_Challenge:_ Quote the listing in full, exactly as given, minus any pictures.

_Data for this task:_
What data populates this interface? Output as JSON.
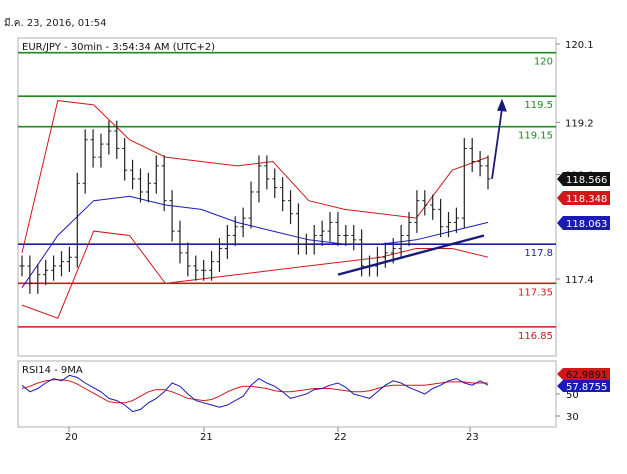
{
  "header": {
    "timestamp": "มี.ค. 23, 2016, 01:54"
  },
  "chart_data": {
    "type": "line",
    "title": "EUR/JPY - 30min - 3:54:34 AM (UTC+2)",
    "price_axis": {
      "ylim": [
        117.0,
        120.1
      ],
      "ticks": [
        "120.1",
        "119.2",
        "118.6",
        "117.4"
      ]
    },
    "x_axis": {
      "ticks": [
        "20",
        "21",
        "22",
        "23"
      ]
    },
    "levels": [
      {
        "value": 120.0,
        "label": "120",
        "color": "#1f8a1f"
      },
      {
        "value": 119.5,
        "label": "119.5",
        "color": "#1f8a1f"
      },
      {
        "value": 119.15,
        "label": "119.15",
        "color": "#1f8a1f"
      },
      {
        "value": 117.8,
        "label": "117.8",
        "color": "#1a1ab8"
      },
      {
        "value": 117.35,
        "label": "117.35",
        "color": "#d01818"
      },
      {
        "value": 116.85,
        "label": "116.85",
        "color": "#d01818"
      }
    ],
    "price_tags": [
      {
        "value": 118.566,
        "label": "118.566",
        "bg": "#111111",
        "fg": "#ffffff"
      },
      {
        "value": 118.348,
        "label": "118.348",
        "bg": "#d01818",
        "fg": "#ffffff"
      },
      {
        "value": 118.063,
        "label": "118.063",
        "bg": "#1a1ab8",
        "fg": "#ffffff"
      }
    ],
    "price_series": [
      117.55,
      117.35,
      117.45,
      117.5,
      117.55,
      117.6,
      117.65,
      118.5,
      119.0,
      118.8,
      118.95,
      119.1,
      118.9,
      118.65,
      118.55,
      118.4,
      118.5,
      118.7,
      118.3,
      117.95,
      117.7,
      117.55,
      117.5,
      117.5,
      117.6,
      117.75,
      117.9,
      118.0,
      118.1,
      118.4,
      118.7,
      118.55,
      118.45,
      118.3,
      118.15,
      117.8,
      117.8,
      117.9,
      117.95,
      118.05,
      117.9,
      117.9,
      117.85,
      117.55,
      117.55,
      117.65,
      117.7,
      117.75,
      117.9,
      118.05,
      118.3,
      118.25,
      118.2,
      118.0,
      118.05,
      118.1,
      118.9,
      118.75,
      118.7,
      118.55
    ],
    "ma_values": [
      117.3,
      117.9,
      118.3,
      118.35,
      118.25,
      118.2,
      118.05,
      117.95,
      117.85,
      117.8,
      117.8,
      117.85,
      117.95,
      118.05
    ],
    "bollinger_upper": [
      117.7,
      119.45,
      119.4,
      119.0,
      118.8,
      118.75,
      118.7,
      118.75,
      118.3,
      118.2,
      118.15,
      118.1,
      118.65,
      118.8
    ],
    "bollinger_lower": [
      117.1,
      116.95,
      117.95,
      117.9,
      117.35,
      117.4,
      117.45,
      117.5,
      117.55,
      117.6,
      117.65,
      117.75,
      117.75,
      117.65
    ],
    "trendline": [
      {
        "x": "22",
        "y": 117.45
      },
      {
        "x": "23",
        "y": 117.9
      }
    ],
    "projection_arrow": {
      "from": 118.55,
      "to": 119.45
    },
    "rsi": {
      "title": "RSI14 - 9MA",
      "ticks": [
        "50",
        "30"
      ],
      "tags": [
        {
          "value": 62.9891,
          "label": "62.9891",
          "bg": "#d01818",
          "fg": "#111111"
        },
        {
          "value": 57.8755,
          "label": "57.8755",
          "bg": "#1a1ab8",
          "fg": "#ffffff"
        }
      ],
      "values": [
        58,
        52,
        55,
        60,
        64,
        62,
        67,
        65,
        60,
        56,
        52,
        46,
        44,
        40,
        34,
        36,
        42,
        46,
        52,
        60,
        57,
        50,
        44,
        42,
        40,
        38,
        40,
        44,
        48,
        58,
        64,
        60,
        57,
        52,
        46,
        48,
        50,
        54,
        55,
        58,
        60,
        56,
        50,
        48,
        46,
        52,
        58,
        62,
        60,
        56,
        53,
        50,
        55,
        58,
        62,
        64,
        60,
        58,
        62,
        58
      ],
      "ma": [
        55,
        57,
        60,
        62,
        63,
        63,
        62,
        59,
        55,
        51,
        47,
        43,
        42,
        42,
        44,
        48,
        52,
        54,
        54,
        52,
        49,
        46,
        45,
        44,
        45,
        48,
        52,
        55,
        57,
        57,
        56,
        55,
        53,
        52,
        52,
        53,
        54,
        55,
        55,
        55,
        54,
        53,
        52,
        52,
        53,
        55,
        57,
        58,
        58,
        58,
        58,
        58,
        59,
        60,
        61,
        61,
        61,
        60,
        60,
        60
      ]
    }
  },
  "colors": {
    "frame": "#b0b0b0",
    "price": "#222222",
    "bands": "#d01818",
    "ma": "#1a1ab8",
    "arrow": "#1a1a7a"
  }
}
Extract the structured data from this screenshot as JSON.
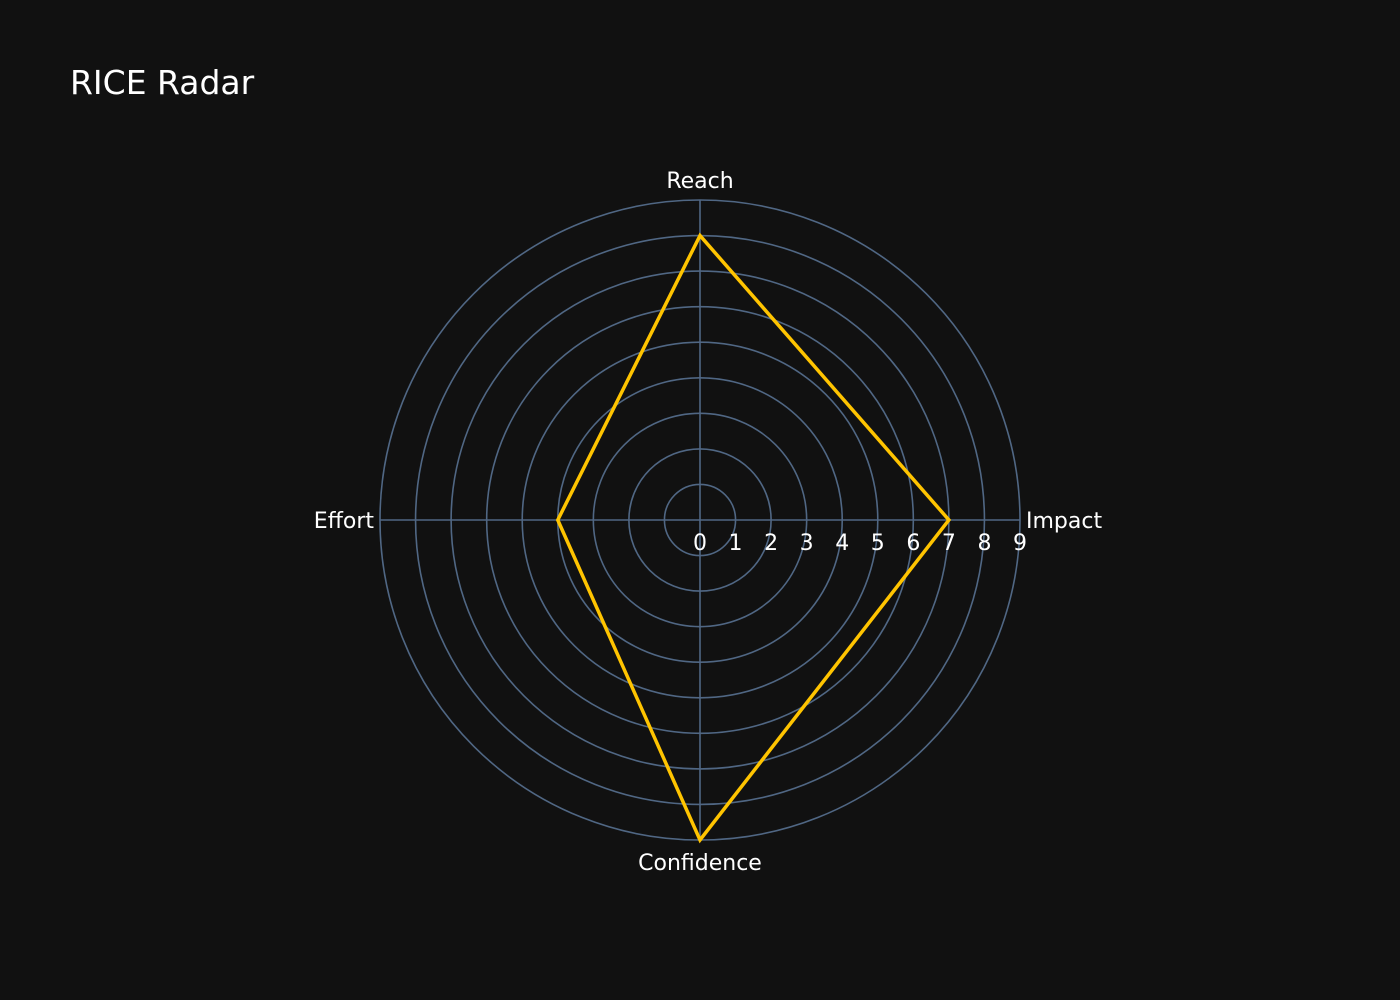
{
  "title": "RICE Radar",
  "colors": {
    "background": "#111111",
    "grid": "#506784",
    "series": "#FFC400",
    "text": "#ffffff"
  },
  "chart_data": {
    "type": "radar",
    "title": "RICE Radar",
    "axes": [
      "Reach",
      "Impact",
      "Confidence",
      "Effort"
    ],
    "radial_range": [
      0,
      9
    ],
    "radial_ticks": [
      "0",
      "1",
      "2",
      "3",
      "4",
      "5",
      "6",
      "7",
      "8",
      "9"
    ],
    "series": [
      {
        "values": [
          8,
          7,
          9,
          4
        ]
      }
    ],
    "grid": true,
    "legend": "none"
  }
}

_Solution to this task:_
What data populates this interface? Output as JSON.
{
  "header": {
    "timestamp": "มี.ค. 23, 2016, 01:54"
  },
  "chart_data": {
    "type": "line",
    "title": "EUR/JPY - 30min - 3:54:34 AM (UTC+2)",
    "price_axis": {
      "ylim": [
        117.0,
        120.1
      ],
      "ticks": [
        "120.1",
        "119.2",
        "118.6",
        "117.4"
      ]
    },
    "x_axis": {
      "ticks": [
        "20",
        "21",
        "22",
        "23"
      ]
    },
    "levels": [
      {
        "value": 120.0,
        "label": "120",
        "color": "#1f8a1f"
      },
      {
        "value": 119.5,
        "label": "119.5",
        "color": "#1f8a1f"
      },
      {
        "value": 119.15,
        "label": "119.15",
        "color": "#1f8a1f"
      },
      {
        "value": 117.8,
        "label": "117.8",
        "color": "#1a1ab8"
      },
      {
        "value": 117.35,
        "label": "117.35",
        "color": "#d01818"
      },
      {
        "value": 116.85,
        "label": "116.85",
        "color": "#d01818"
      }
    ],
    "price_tags": [
      {
        "value": 118.566,
        "label": "118.566",
        "bg": "#111111",
        "fg": "#ffffff"
      },
      {
        "value": 118.348,
        "label": "118.348",
        "bg": "#d01818",
        "fg": "#ffffff"
      },
      {
        "value": 118.063,
        "label": "118.063",
        "bg": "#1a1ab8",
        "fg": "#ffffff"
      }
    ],
    "price_series": [
      117.55,
      117.35,
      117.45,
      117.5,
      117.55,
      117.6,
      117.65,
      118.5,
      119.0,
      118.8,
      118.95,
      119.1,
      118.9,
      118.65,
      118.55,
      118.4,
      118.5,
      118.7,
      118.3,
      117.95,
      117.7,
      117.55,
      117.5,
      117.5,
      117.6,
      117.75,
      117.9,
      118.0,
      118.1,
      118.4,
      118.7,
      118.55,
      118.45,
      118.3,
      118.15,
      117.8,
      117.8,
      117.9,
      117.95,
      118.05,
      117.9,
      117.9,
      117.85,
      117.55,
      117.55,
      117.65,
      117.7,
      117.75,
      117.9,
      118.05,
      118.3,
      118.25,
      118.2,
      118.0,
      118.05,
      118.1,
      118.9,
      118.75,
      118.7,
      118.55
    ],
    "ma_values": [
      117.3,
      117.9,
      118.3,
      118.35,
      118.25,
      118.2,
      118.05,
      117.95,
      117.85,
      117.8,
      117.8,
      117.85,
      117.95,
      118.05
    ],
    "bollinger_upper": [
      117.7,
      119.45,
      119.4,
      119.0,
      118.8,
      118.75,
      118.7,
      118.75,
      118.3,
      118.2,
      118.15,
      118.1,
      118.65,
      118.8
    ],
    "bollinger_lower": [
      117.1,
      116.95,
      117.95,
      117.9,
      117.35,
      117.4,
      117.45,
      117.5,
      117.55,
      117.6,
      117.65,
      117.75,
      117.75,
      117.65
    ],
    "trendline": [
      {
        "x": "22",
        "y": 117.45
      },
      {
        "x": "23",
        "y": 117.9
      }
    ],
    "projection_arrow": {
      "from": 118.55,
      "to": 119.45
    },
    "rsi": {
      "title": "RSI14 - 9MA",
      "ticks": [
        "50",
        "30"
      ],
      "tags": [
        {
          "value": 62.9891,
          "label": "62.9891",
          "bg": "#d01818",
          "fg": "#111111"
        },
        {
          "value": 57.8755,
          "label": "57.8755",
          "bg": "#1a1ab8",
          "fg": "#ffffff"
        }
      ],
      "values": [
        58,
        52,
        55,
        60,
        64,
        62,
        67,
        65,
        60,
        56,
        52,
        46,
        44,
        40,
        34,
        36,
        42,
        46,
        52,
        60,
        57,
        50,
        44,
        42,
        40,
        38,
        40,
        44,
        48,
        58,
        64,
        60,
        57,
        52,
        46,
        48,
        50,
        54,
        55,
        58,
        60,
        56,
        50,
        48,
        46,
        52,
        58,
        62,
        60,
        56,
        53,
        50,
        55,
        58,
        62,
        64,
        60,
        58,
        62,
        58
      ],
      "ma": [
        55,
        57,
        60,
        62,
        63,
        63,
        62,
        59,
        55,
        51,
        47,
        43,
        42,
        42,
        44,
        48,
        52,
        54,
        54,
        52,
        49,
        46,
        45,
        44,
        45,
        48,
        52,
        55,
        57,
        57,
        56,
        55,
        53,
        52,
        52,
        53,
        54,
        55,
        55,
        55,
        54,
        53,
        52,
        52,
        53,
        55,
        57,
        58,
        58,
        58,
        58,
        58,
        59,
        60,
        61,
        61,
        61,
        60,
        60,
        60
      ]
    }
  },
  "colors": {
    "frame": "#b0b0b0",
    "price": "#222222",
    "bands": "#d01818",
    "ma": "#1a1ab8",
    "arrow": "#1a1a7a"
  }
}
Extract the structured data from this screenshot as JSON.
{
  "title": "RICE Radar",
  "colors": {
    "background": "#111111",
    "grid": "#506784",
    "series": "#FFC400",
    "text": "#ffffff"
  },
  "chart_data": {
    "type": "radar",
    "title": "RICE Radar",
    "axes": [
      "Reach",
      "Impact",
      "Confidence",
      "Effort"
    ],
    "radial_range": [
      0,
      9
    ],
    "radial_ticks": [
      "0",
      "1",
      "2",
      "3",
      "4",
      "5",
      "6",
      "7",
      "8",
      "9"
    ],
    "series": [
      {
        "values": [
          8,
          7,
          9,
          4
        ]
      }
    ],
    "grid": true,
    "legend": "none"
  }
}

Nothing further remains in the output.